[Dataset entries]
==========

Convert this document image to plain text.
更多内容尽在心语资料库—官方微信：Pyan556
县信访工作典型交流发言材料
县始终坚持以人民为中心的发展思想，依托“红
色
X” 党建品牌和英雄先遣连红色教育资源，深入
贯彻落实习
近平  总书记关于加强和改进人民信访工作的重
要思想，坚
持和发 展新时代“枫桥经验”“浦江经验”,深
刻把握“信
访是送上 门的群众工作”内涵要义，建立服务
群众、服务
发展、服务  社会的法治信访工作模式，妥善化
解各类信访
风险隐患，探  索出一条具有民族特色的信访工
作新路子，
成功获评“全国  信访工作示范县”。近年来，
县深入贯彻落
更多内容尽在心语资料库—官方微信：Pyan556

==========

_Exercise details_
Every entry needs to be retyped exactly.

_Response to the exercise_
Convert this document image to plain text.
更多内容尽在心语资料库—官方微信：Pyan556
县信访工作典型交流发言材料
县始终坚持以人民为中心的发展思想，依托“红
色
X” 党建品牌和英雄先遣连红色教育资源，深入
贯彻落实习
近平  总书记关于加强和改进人民信访工作的重
要思想，坚
持和发 展新时代“枫桥经验”“浦江经验”,深
刻把握“信
访是送上 门的群众工作”内涵要义，建立服务
群众、服务
发展、服务  社会的法治信访工作模式，妥善化
解各类信访
风险隐患，探  索出一条具有民族特色的信访工
作新路子，
成功获评“全国  信访工作示范县”。近年来，
县深入贯彻落
更多内容尽在心语资料库—官方微信：Pyan556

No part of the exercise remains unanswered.